_Text_
With live streaming coverage of four book fairs under its belt, the project is moving aggressively to exploit what its organizers call an underestimated and untapped niche, a surefire way to connect with current viewers and reach new ones.

“There is tremendous energy at these events. Thousands of people gather around the authors,” said Rich Fahle, e.p. and co-host of book fair and festival coverage for Book Fair Now, a production of Detroit Public Television. “I wanted to capture some of that. I saw there was an opportunity to own the book entertainment space.” Fahle was previously v.p. for content and entertainment for Borders Books and an executive at C-SPAN, where he helped launch BookTV.

Book View Now debuted at the Miami Book Fair International in November of 2014 and followed last spring with the Los Angeles Times Festival of Books and, in New York City, BookExpo America and BookCon.

Book View Now will blanket the National Book Festival Saturday, live-streaming six hours of author interviews and panels, including appearances by children’s book author Kate DiCamillo (The Tale of Despereaux) and historian David McCullough (John Adams).

The eclectic mix of authors also includes Tom Brokaw, Cokie Roberts, Louise Erdrich, Jane Smiley, Jon Sciezcka, Buzz Aldrin, Kwame Alexander, Marilyn Robinson and Al Roker, among others. Jeffrey Brown from PBS NewsHour will co-host.

The event can be viewed live at BookViewNow.org, select PBS station websites and WORLDChannel.org. Some segments will be archived for on-demand viewing on PBS.org, YouTube, PBS station websites and all PBS video apps, including for the iPhone, iPad, Xbox, Roku and Apple TV.

_Supplied entries_
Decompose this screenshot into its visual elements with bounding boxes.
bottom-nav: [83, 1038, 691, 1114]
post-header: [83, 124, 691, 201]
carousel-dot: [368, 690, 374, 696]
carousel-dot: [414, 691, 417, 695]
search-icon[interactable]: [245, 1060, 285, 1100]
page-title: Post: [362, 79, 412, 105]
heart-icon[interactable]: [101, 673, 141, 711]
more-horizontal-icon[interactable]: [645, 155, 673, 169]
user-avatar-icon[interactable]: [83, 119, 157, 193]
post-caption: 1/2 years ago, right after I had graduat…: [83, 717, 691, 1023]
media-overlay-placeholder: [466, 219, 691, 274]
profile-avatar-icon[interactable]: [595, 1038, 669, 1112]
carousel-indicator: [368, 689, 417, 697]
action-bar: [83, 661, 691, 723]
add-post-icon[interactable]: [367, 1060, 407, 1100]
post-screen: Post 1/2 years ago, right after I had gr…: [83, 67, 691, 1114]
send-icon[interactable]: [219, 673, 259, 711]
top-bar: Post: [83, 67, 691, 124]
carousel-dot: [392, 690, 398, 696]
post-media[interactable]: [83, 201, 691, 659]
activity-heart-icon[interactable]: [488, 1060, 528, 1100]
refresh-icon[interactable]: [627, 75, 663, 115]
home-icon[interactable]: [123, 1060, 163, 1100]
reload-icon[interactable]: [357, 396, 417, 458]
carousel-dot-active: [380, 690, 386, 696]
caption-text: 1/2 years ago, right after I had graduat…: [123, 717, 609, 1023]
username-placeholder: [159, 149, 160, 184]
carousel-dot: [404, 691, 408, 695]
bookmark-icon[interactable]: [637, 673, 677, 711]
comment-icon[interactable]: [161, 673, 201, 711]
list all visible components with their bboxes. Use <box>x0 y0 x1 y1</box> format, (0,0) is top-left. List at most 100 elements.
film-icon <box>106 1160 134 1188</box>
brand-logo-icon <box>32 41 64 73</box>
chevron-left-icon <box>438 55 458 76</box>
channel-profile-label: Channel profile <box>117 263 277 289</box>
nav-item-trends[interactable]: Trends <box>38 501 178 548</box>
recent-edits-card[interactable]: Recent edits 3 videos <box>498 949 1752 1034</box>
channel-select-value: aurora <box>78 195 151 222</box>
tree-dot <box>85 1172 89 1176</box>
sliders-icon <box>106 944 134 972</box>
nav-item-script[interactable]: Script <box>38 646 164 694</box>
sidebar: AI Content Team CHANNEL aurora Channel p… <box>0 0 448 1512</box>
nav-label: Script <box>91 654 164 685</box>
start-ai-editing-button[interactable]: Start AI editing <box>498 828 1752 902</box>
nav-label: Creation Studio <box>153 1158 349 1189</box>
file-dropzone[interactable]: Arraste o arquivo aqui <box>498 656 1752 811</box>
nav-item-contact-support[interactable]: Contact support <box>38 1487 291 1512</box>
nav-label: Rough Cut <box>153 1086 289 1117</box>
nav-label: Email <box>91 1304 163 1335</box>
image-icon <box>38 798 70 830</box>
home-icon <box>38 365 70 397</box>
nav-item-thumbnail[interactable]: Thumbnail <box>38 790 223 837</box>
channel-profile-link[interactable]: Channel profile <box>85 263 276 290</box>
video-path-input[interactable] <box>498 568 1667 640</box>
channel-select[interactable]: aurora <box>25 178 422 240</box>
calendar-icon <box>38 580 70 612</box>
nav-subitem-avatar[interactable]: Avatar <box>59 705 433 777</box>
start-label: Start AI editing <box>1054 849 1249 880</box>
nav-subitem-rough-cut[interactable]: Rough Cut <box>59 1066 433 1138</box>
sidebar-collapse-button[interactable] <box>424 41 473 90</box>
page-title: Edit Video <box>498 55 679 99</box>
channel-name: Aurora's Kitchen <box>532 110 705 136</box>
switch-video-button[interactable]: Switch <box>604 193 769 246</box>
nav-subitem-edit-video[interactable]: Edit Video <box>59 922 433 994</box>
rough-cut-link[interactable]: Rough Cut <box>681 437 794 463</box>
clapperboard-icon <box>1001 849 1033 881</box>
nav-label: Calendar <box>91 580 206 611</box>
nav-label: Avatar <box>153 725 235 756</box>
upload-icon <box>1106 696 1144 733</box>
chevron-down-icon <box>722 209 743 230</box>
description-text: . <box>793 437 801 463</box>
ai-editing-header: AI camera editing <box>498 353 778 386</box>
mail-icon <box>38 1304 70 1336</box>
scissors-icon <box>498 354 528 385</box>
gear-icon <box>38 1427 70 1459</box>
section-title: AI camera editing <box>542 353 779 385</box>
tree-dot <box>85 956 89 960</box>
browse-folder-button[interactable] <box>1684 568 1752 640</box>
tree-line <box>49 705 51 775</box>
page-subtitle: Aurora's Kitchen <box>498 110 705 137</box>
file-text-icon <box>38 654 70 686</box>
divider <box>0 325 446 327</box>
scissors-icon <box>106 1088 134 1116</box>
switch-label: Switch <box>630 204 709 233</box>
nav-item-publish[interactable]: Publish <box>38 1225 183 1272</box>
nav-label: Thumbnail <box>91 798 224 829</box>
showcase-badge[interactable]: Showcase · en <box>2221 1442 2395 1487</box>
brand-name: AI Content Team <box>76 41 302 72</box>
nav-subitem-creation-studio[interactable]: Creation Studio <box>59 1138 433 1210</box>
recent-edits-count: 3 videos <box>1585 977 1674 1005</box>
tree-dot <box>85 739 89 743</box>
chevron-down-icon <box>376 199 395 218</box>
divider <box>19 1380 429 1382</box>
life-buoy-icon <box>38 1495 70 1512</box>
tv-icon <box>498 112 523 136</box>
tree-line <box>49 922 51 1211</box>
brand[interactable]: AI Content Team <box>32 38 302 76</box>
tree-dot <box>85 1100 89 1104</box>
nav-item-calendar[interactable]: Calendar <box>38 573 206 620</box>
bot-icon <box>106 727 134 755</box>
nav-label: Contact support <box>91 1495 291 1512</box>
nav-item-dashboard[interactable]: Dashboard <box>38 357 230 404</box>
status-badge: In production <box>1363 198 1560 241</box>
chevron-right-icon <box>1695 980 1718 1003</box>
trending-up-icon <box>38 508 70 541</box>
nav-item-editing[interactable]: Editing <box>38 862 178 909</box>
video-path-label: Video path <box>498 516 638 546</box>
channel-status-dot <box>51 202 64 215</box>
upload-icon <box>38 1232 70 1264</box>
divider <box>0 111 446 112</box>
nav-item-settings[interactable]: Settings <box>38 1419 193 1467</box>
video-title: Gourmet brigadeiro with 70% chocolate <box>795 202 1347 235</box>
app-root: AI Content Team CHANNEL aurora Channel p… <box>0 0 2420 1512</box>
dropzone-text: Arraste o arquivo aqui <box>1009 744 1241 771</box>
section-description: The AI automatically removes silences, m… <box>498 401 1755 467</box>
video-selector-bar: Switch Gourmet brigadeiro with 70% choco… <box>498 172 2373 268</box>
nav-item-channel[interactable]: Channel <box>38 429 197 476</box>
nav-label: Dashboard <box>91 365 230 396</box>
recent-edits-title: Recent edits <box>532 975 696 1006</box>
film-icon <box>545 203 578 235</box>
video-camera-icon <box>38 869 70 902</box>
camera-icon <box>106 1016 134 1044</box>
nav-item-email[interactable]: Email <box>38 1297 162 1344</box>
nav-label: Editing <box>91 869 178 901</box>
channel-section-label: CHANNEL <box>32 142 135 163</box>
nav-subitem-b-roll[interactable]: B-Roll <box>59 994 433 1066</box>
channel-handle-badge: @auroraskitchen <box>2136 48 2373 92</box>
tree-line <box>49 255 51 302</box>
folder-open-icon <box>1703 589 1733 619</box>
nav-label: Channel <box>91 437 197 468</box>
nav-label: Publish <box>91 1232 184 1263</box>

_Task instructions_
**1.** How many hours of author interviews and panels will the book fair streaming text say are live-streamed from the National Book Festival on Saturday?
**2.** Write out the stretch of the book fair streaming text from "The eclectic mix" through "and Apple TV." again, changing "archived" to "saved".
**3.** Extend the piece on live-streaming book fairs, picking up after its last sentence.

_Your responses_
**1.** Six hours.

**2.**
The eclectic mix of authors also includes Tom Brokaw, Cokie Roberts, Louise Erdrich, Jane Smiley, Jon Sciezcka, Buzz Aldrin, Kwame Alexander, Marilyn Robinson and Al Roker, among others. Jeffrey Brown from PBS NewsHour will co-host.

The event can be viewed live at BookViewNow.org, select PBS station websites and WORLDChannel.org. Some segments will be saved for on-demand viewing on PBS.org, YouTube, PBS station websites and all PBS video apps, including for the iPhone, iPad, Xbox, Roku and Apple TV.

**3.**
The public broadcasting audience is particularly devoted to books, said Rich Homberg, president and c.e.o. of Detroit Public Television. With the station’s fifth festival, “we’re finding a way to connect audiences to authors and books, to take these big events and put them in a space between C-SPAN and prime time.”

The Wyncote Foundation (also a funder of Current) and the Knight Foundation have been early backers, and the site is looking for continuing support and corporate sponsorship. Homberg, who is on the board of PBS, said PBS President and CEO Paula Kerger and the PBS digital team see the potential and have been extremely supportive.

What appears on screen, he noted, is the end product of a major on-the-ground effort.

“You have to have the right team. . . . You need preproduction, engagement of audiences, and an understanding of what’s happening on the field. Rich Fahle’s assignment is to look at the fair and be able to decode it. Who’s there? Why are they important? And [there’s] a crew looking for partnerships, building relationship, with libraries, reading groups, book clubs, radio and TV stations.”

Book View Now started as an offshoot of DPT’s in-house production business that has for some years successfully tapped into an audience desire to watch big, regional events like the Michigan Robotics State Championship, the Detroit Regional Chamber of Commerce Mackinac Policy Conference, and Great Lakes Week (in Chicago). “A lot of people want to participate, but can’t get [there],” Homberg said.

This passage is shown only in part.